Write out the entries below once more, exactly.

-- Begin DATASET --

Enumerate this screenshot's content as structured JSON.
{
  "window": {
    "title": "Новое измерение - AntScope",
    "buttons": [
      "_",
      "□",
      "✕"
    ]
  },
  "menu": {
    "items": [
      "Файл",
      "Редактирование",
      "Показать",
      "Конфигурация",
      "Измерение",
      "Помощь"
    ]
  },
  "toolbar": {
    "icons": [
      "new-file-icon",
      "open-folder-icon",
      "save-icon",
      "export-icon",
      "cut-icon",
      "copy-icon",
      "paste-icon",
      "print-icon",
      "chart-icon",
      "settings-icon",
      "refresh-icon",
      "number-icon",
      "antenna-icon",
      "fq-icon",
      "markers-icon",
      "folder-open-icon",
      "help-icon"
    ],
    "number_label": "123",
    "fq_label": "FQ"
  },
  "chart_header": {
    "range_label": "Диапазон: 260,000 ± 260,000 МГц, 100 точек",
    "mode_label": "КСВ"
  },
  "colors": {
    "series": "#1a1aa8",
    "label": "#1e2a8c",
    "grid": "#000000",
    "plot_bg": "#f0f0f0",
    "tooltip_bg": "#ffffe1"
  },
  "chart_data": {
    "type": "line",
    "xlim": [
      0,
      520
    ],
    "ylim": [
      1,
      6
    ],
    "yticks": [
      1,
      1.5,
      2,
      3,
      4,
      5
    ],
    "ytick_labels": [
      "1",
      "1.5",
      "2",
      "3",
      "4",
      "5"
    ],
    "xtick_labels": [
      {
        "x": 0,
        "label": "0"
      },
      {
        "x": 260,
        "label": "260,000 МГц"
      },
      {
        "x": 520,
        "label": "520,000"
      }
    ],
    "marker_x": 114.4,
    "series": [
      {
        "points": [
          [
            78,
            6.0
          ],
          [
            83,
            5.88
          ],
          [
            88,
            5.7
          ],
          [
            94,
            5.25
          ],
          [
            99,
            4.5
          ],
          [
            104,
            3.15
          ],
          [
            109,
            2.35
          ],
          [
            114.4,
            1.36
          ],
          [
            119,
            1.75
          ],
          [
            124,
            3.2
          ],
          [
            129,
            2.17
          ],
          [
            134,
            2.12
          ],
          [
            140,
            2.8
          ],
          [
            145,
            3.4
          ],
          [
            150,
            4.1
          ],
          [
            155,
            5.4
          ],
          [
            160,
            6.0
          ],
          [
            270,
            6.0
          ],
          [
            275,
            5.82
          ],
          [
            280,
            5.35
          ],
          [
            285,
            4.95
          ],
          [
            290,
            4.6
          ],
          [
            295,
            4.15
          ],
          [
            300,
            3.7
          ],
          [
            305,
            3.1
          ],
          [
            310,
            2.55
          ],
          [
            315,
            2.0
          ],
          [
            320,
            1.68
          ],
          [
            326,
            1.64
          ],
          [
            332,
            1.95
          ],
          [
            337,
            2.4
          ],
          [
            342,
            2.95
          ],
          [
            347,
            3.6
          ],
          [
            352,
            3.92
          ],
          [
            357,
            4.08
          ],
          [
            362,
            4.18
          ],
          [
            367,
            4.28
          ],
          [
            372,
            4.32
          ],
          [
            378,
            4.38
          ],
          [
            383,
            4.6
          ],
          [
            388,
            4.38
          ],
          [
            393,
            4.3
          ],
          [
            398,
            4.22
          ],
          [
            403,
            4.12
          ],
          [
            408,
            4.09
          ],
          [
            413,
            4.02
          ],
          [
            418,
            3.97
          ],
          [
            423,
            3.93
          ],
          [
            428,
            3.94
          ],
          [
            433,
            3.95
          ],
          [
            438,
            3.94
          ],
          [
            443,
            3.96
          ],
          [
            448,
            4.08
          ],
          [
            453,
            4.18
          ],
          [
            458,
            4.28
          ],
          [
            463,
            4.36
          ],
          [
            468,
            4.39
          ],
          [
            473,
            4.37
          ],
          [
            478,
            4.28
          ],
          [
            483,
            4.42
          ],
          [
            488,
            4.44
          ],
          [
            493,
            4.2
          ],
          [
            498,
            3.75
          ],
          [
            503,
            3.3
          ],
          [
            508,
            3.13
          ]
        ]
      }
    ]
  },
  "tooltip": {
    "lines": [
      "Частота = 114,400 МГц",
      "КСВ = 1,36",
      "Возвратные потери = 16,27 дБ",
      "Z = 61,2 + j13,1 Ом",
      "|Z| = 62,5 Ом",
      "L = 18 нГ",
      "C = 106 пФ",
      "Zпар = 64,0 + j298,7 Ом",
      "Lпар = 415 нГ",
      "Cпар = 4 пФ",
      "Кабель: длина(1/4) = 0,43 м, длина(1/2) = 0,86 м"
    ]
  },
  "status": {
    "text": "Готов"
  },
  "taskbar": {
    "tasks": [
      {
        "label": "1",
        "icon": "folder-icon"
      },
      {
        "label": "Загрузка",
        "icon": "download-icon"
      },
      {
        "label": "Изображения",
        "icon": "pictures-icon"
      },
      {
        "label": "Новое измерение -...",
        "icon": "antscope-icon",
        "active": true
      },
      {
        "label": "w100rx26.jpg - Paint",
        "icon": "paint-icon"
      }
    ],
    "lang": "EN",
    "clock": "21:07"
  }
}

-- End DATASET --

_RESULT OF THIS EXERCISE_
Enumerate this screenshot's content as structured JSON.
{
  "window": {
    "title": "Новое измерение - AntScope",
    "buttons": [
      "_",
      "□",
      "✕"
    ]
  },
  "menu": {
    "items": [
      "Файл",
      "Редактирование",
      "Показать",
      "Конфигурация",
      "Измерение",
      "Помощь"
    ]
  },
  "toolbar": {
    "icons": [
      "new-file-icon",
      "open-folder-icon",
      "save-icon",
      "export-icon",
      "cut-icon",
      "copy-icon",
      "paste-icon",
      "print-icon",
      "chart-icon",
      "settings-icon",
      "refresh-icon",
      "number-icon",
      "antenna-icon",
      "fq-icon",
      "markers-icon",
      "folder-open-icon",
      "help-icon"
    ],
    "number_label": "123",
    "fq_label": "FQ"
  },
  "chart_header": {
    "range_label": "Диапазон: 260,000 ± 260,000 МГц, 100 точек",
    "mode_label": "КСВ"
  },
  "colors": {
    "series": "#1a1aa8",
    "label": "#1e2a8c",
    "grid": "#000000",
    "plot_bg": "#f0f0f0",
    "tooltip_bg": "#ffffe1"
  },
  "chart_data": {
    "type": "line",
    "xlim": [
      0,
      520
    ],
    "ylim": [
      1,
      6
    ],
    "yticks": [
      1,
      1.5,
      2,
      3,
      4,
      5
    ],
    "ytick_labels": [
      "1",
      "1.5",
      "2",
      "3",
      "4",
      "5"
    ],
    "xtick_labels": [
      {
        "x": 0,
        "label": "0"
      },
      {
        "x": 260,
        "label": "260,000 МГц"
      },
      {
        "x": 520,
        "label": "520,000"
      }
    ],
    "marker_x": 114.4,
    "series": [
      {
        "points": [
          [
            78,
            6.0
          ],
          [
            83,
            5.88
          ],
          [
            88,
            5.7
          ],
          [
            94,
            5.25
          ],
          [
            99,
            4.5
          ],
          [
            104,
            3.15
          ],
          [
            109,
            2.35
          ],
          [
            114.4,
            1.36
          ],
          [
            119,
            1.75
          ],
          [
            124,
            3.2
          ],
          [
            129,
            2.17
          ],
          [
            134,
            2.12
          ],
          [
            140,
            2.8
          ],
          [
            145,
            3.4
          ],
          [
            150,
            4.1
          ],
          [
            155,
            5.4
          ],
          [
            160,
            6.0
          ],
          [
            270,
            6.0
          ],
          [
            275,
            5.82
          ],
          [
            280,
            5.35
          ],
          [
            285,
            4.95
          ],
          [
            290,
            4.6
          ],
          [
            295,
            4.15
          ],
          [
            300,
            3.7
          ],
          [
            305,
            3.1
          ],
          [
            310,
            2.55
          ],
          [
            315,
            2.0
          ],
          [
            320,
            1.68
          ],
          [
            326,
            1.64
          ],
          [
            332,
            1.95
          ],
          [
            337,
            2.4
          ],
          [
            342,
            2.95
          ],
          [
            347,
            3.6
          ],
          [
            352,
            3.92
          ],
          [
            357,
            4.08
          ],
          [
            362,
            4.18
          ],
          [
            367,
            4.28
          ],
          [
            372,
            4.32
          ],
          [
            378,
            4.38
          ],
          [
            383,
            4.6
          ],
          [
            388,
            4.38
          ],
          [
            393,
            4.3
          ],
          [
            398,
            4.22
          ],
          [
            403,
            4.12
          ],
          [
            408,
            4.09
          ],
          [
            413,
            4.02
          ],
          [
            418,
            3.97
          ],
          [
            423,
            3.93
          ],
          [
            428,
            3.94
          ],
          [
            433,
            3.95
          ],
          [
            438,
            3.94
          ],
          [
            443,
            3.96
          ],
          [
            448,
            4.08
          ],
          [
            453,
            4.18
          ],
          [
            458,
            4.28
          ],
          [
            463,
            4.36
          ],
          [
            468,
            4.39
          ],
          [
            473,
            4.37
          ],
          [
            478,
            4.28
          ],
          [
            483,
            4.42
          ],
          [
            488,
            4.44
          ],
          [
            493,
            4.2
          ],
          [
            498,
            3.75
          ],
          [
            503,
            3.3
          ],
          [
            508,
            3.13
          ]
        ]
      }
    ]
  },
  "tooltip": {
    "lines": [
      "Частота = 114,400 МГц",
      "КСВ = 1,36",
      "Возвратные потери = 16,27 дБ",
      "Z = 61,2 + j13,1 Ом",
      "|Z| = 62,5 Ом",
      "L = 18 нГ",
      "C = 106 пФ",
      "Zпар = 64,0 + j298,7 Ом",
      "Lпар = 415 нГ",
      "Cпар = 4 пФ",
      "Кабель: длина(1/4) = 0,43 м, длина(1/2) = 0,86 м"
    ]
  },
  "status": {
    "text": "Готов"
  },
  "taskbar": {
    "tasks": [
      {
        "label": "1",
        "icon": "folder-icon"
      },
      {
        "label": "Загрузка",
        "icon": "download-icon"
      },
      {
        "label": "Изображения",
        "icon": "pictures-icon"
      },
      {
        "label": "Новое измерение -...",
        "icon": "antscope-icon",
        "active": true
      },
      {
        "label": "w100rx26.jpg - Paint",
        "icon": "paint-icon"
      }
    ],
    "lang": "EN",
    "clock": "21:07"
  }
}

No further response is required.